[start of Provided records]
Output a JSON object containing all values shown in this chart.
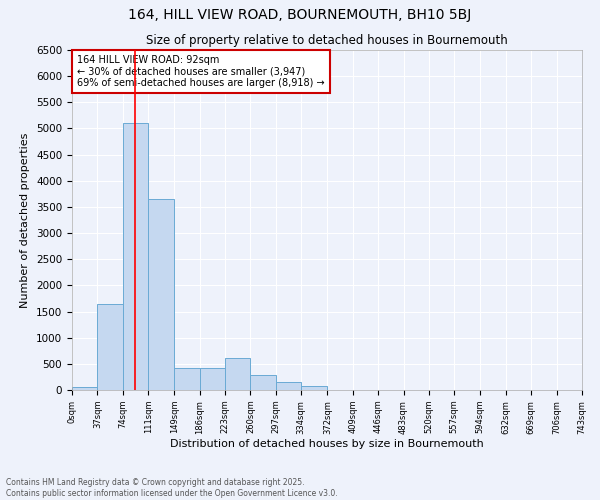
{
  "title1": "164, HILL VIEW ROAD, BOURNEMOUTH, BH10 5BJ",
  "title2": "Size of property relative to detached houses in Bournemouth",
  "xlabel": "Distribution of detached houses by size in Bournemouth",
  "ylabel": "Number of detached properties",
  "annotation_title": "164 HILL VIEW ROAD: 92sqm",
  "annotation_line1": "← 30% of detached houses are smaller (3,947)",
  "annotation_line2": "69% of semi-detached houses are larger (8,918) →",
  "footer1": "Contains HM Land Registry data © Crown copyright and database right 2025.",
  "footer2": "Contains public sector information licensed under the Open Government Licence v3.0.",
  "bar_edges": [
    0,
    37,
    74,
    111,
    149,
    186,
    223,
    260,
    297,
    334,
    372,
    409,
    446,
    483,
    520,
    557,
    594,
    632,
    669,
    706,
    743
  ],
  "bar_heights": [
    50,
    1650,
    5100,
    3650,
    420,
    420,
    620,
    280,
    150,
    80,
    0,
    0,
    0,
    0,
    0,
    0,
    0,
    0,
    0,
    0
  ],
  "tick_labels": [
    "0sqm",
    "37sqm",
    "74sqm",
    "111sqm",
    "149sqm",
    "186sqm",
    "223sqm",
    "260sqm",
    "297sqm",
    "334sqm",
    "372sqm",
    "409sqm",
    "446sqm",
    "483sqm",
    "520sqm",
    "557sqm",
    "594sqm",
    "632sqm",
    "669sqm",
    "706sqm",
    "743sqm"
  ],
  "bar_color": "#c5d8f0",
  "bar_edge_color": "#6aaad4",
  "red_line_x": 92,
  "ylim": [
    0,
    6500
  ],
  "yticks": [
    0,
    500,
    1000,
    1500,
    2000,
    2500,
    3000,
    3500,
    4000,
    4500,
    5000,
    5500,
    6000,
    6500
  ],
  "background_color": "#eef2fb",
  "grid_color": "#ffffff",
  "annotation_box_color": "#ffffff",
  "annotation_box_edge": "#cc0000"
}
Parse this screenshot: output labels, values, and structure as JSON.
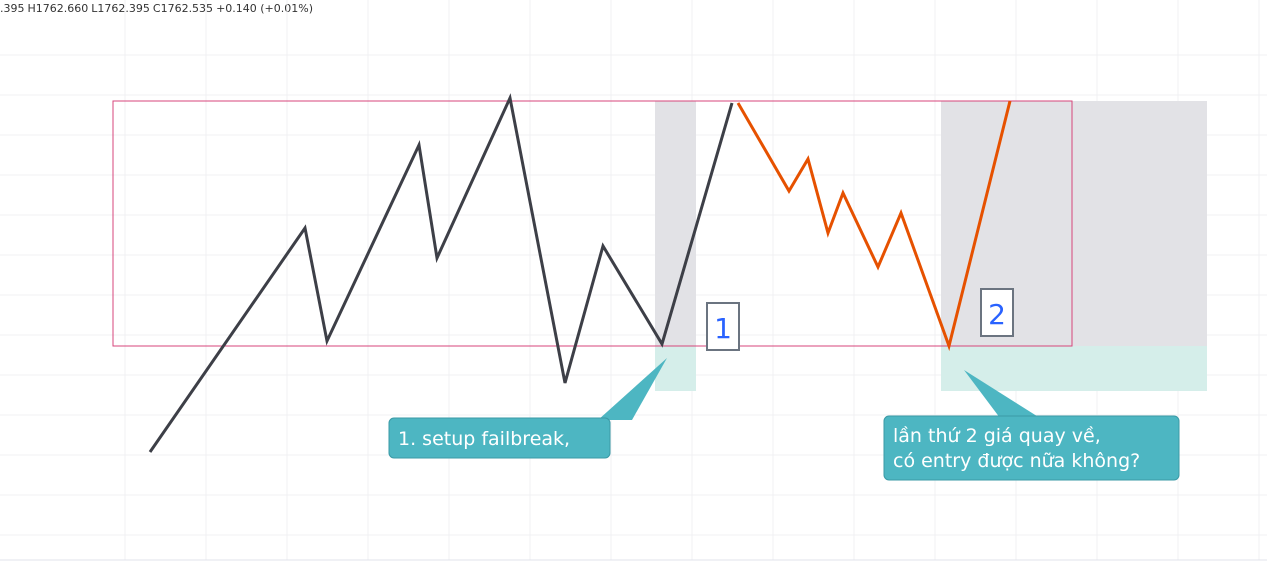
{
  "header": {
    "open": ".395",
    "high": "H1762.660",
    "low": "L1762.395",
    "close": "C1762.535",
    "change": "+0.140 (+0.01%)"
  },
  "chart_data": {
    "type": "line",
    "series": [
      {
        "color": "#3d3f47",
        "points": [
          [
            150,
            452
          ],
          [
            305,
            228
          ],
          [
            327,
            341
          ],
          [
            419,
            145
          ],
          [
            437,
            258
          ],
          [
            510,
            98
          ],
          [
            565,
            383
          ],
          [
            603,
            246
          ],
          [
            662,
            344
          ],
          [
            732,
            103
          ]
        ]
      },
      {
        "color": "#e65100",
        "points": [
          [
            738,
            103
          ],
          [
            789,
            191
          ],
          [
            808,
            159
          ],
          [
            828,
            233
          ],
          [
            843,
            193
          ],
          [
            878,
            267
          ],
          [
            901,
            213
          ],
          [
            949,
            346
          ],
          [
            1010,
            101
          ]
        ]
      }
    ],
    "box_labels": [
      "1",
      "2"
    ],
    "callouts": [
      {
        "lines": [
          "1. setup failbreak,"
        ]
      },
      {
        "lines": [
          "lần thứ 2 giá quay về,",
          "có entry được nữa không?"
        ]
      }
    ]
  },
  "colors": {
    "range_box_border": "#d7457b",
    "zone_gray": "#e2e2e6",
    "zone_teal": "#d5eeea",
    "callout_bg": "#4db6c2",
    "label_text": "#2962ff"
  }
}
[end of Provided records]
Problem description: Using the data above, print every line exactly, omitting pictures.

Response to the task:
Output a JSON object containing all values shown in this chart.
{
  "title1": "164, HILL VIEW ROAD, BOURNEMOUTH, BH10 5BJ",
  "title2": "Size of property relative to detached houses in Bournemouth",
  "xlabel": "Distribution of detached houses by size in Bournemouth",
  "ylabel": "Number of detached properties",
  "annotation_title": "164 HILL VIEW ROAD: 92sqm",
  "annotation_line1": "← 30% of detached houses are smaller (3,947)",
  "annotation_line2": "69% of semi-detached houses are larger (8,918) →",
  "footer1": "Contains HM Land Registry data © Crown copyright and database right 2025.",
  "footer2": "Contains public sector information licensed under the Open Government Licence v3.0.",
  "bar_edges": [
    0,
    37,
    74,
    111,
    149,
    186,
    223,
    260,
    297,
    334,
    372,
    409,
    446,
    483,
    520,
    557,
    594,
    632,
    669,
    706,
    743
  ],
  "bar_heights": [
    50,
    1650,
    5100,
    3650,
    420,
    420,
    620,
    280,
    150,
    80,
    0,
    0,
    0,
    0,
    0,
    0,
    0,
    0,
    0,
    0
  ],
  "tick_labels": [
    "0sqm",
    "37sqm",
    "74sqm",
    "111sqm",
    "149sqm",
    "186sqm",
    "223sqm",
    "260sqm",
    "297sqm",
    "334sqm",
    "372sqm",
    "409sqm",
    "446sqm",
    "483sqm",
    "520sqm",
    "557sqm",
    "594sqm",
    "632sqm",
    "669sqm",
    "706sqm",
    "743sqm"
  ],
  "bar_color": "#c5d8f0",
  "bar_edge_color": "#6aaad4",
  "red_line_x": 92,
  "ylim": [
    0,
    6500
  ],
  "yticks": [
    0,
    500,
    1000,
    1500,
    2000,
    2500,
    3000,
    3500,
    4000,
    4500,
    5000,
    5500,
    6000,
    6500
  ],
  "background_color": "#eef2fb",
  "grid_color": "#ffffff",
  "annotation_box_color": "#ffffff",
  "annotation_box_edge": "#cc0000"
}
Parse this screenshot: output labels, values, and structure as JSON.
{
  "header": {
    "open": ".395",
    "high": "H1762.660",
    "low": "L1762.395",
    "close": "C1762.535",
    "change": "+0.140 (+0.01%)"
  },
  "chart_data": {
    "type": "line",
    "series": [
      {
        "color": "#3d3f47",
        "points": [
          [
            150,
            452
          ],
          [
            305,
            228
          ],
          [
            327,
            341
          ],
          [
            419,
            145
          ],
          [
            437,
            258
          ],
          [
            510,
            98
          ],
          [
            565,
            383
          ],
          [
            603,
            246
          ],
          [
            662,
            344
          ],
          [
            732,
            103
          ]
        ]
      },
      {
        "color": "#e65100",
        "points": [
          [
            738,
            103
          ],
          [
            789,
            191
          ],
          [
            808,
            159
          ],
          [
            828,
            233
          ],
          [
            843,
            193
          ],
          [
            878,
            267
          ],
          [
            901,
            213
          ],
          [
            949,
            346
          ],
          [
            1010,
            101
          ]
        ]
      }
    ],
    "box_labels": [
      "1",
      "2"
    ],
    "callouts": [
      {
        "lines": [
          "1. setup failbreak,"
        ]
      },
      {
        "lines": [
          "lần thứ 2 giá quay về,",
          "có entry được nữa không?"
        ]
      }
    ]
  },
  "colors": {
    "range_box_border": "#d7457b",
    "zone_gray": "#e2e2e6",
    "zone_teal": "#d5eeea",
    "callout_bg": "#4db6c2",
    "label_text": "#2962ff"
  }
}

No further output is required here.